§ EXERCISE
Look through the data and write out every line with the word "them" in it.

(Data records)
— Begin —
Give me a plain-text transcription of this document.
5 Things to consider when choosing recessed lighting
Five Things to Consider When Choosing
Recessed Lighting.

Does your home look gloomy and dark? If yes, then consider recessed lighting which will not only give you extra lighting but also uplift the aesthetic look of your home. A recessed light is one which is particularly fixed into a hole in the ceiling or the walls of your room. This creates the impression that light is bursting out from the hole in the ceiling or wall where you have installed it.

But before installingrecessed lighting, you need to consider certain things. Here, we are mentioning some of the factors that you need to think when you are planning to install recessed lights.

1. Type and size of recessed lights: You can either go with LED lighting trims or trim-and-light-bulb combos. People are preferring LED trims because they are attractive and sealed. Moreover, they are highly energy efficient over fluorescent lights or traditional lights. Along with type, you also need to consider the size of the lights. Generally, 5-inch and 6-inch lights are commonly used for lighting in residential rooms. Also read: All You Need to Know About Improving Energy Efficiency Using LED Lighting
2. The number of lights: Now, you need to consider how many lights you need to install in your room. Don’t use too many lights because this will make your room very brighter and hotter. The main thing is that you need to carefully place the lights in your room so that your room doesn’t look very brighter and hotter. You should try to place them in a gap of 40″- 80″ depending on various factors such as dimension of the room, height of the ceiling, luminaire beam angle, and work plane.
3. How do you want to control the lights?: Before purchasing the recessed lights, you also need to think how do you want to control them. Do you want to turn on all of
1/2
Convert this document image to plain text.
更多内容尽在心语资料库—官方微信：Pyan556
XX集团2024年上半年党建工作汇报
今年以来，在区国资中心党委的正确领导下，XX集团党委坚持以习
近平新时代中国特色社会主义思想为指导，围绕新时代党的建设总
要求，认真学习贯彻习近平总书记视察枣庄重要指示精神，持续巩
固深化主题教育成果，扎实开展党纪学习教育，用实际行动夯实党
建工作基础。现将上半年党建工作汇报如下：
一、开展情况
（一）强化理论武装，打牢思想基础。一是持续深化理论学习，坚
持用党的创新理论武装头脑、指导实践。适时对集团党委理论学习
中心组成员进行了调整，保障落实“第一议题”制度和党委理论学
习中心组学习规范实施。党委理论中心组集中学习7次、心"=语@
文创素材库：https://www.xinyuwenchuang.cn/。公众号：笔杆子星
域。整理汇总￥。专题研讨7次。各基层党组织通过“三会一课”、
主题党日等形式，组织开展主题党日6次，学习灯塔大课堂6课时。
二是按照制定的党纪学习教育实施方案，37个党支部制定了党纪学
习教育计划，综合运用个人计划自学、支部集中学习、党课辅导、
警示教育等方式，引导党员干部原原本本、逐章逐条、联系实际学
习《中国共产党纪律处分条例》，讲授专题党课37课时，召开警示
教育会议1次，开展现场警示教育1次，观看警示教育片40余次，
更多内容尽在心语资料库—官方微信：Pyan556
— End —
§ SOLUTION TO THE PROBLEM
2. The number of lights: Now, you need to consider how many lights you need to install in your room. Don’t use too many lights because this will make your room very brighter and hotter. The main thing is that you need to carefully place the lights in your room so that your room doesn’t look very brighter and hotter. You should try to place them in a gap of 40″- 80″ depending on various factors such as dimension of the room, height of the ceiling, luminaire beam angle, and work plane.
3. How do you want to control the lights?: Before purchasing the recessed lights, you also need to think how do you want to control them. Do you want to turn on all of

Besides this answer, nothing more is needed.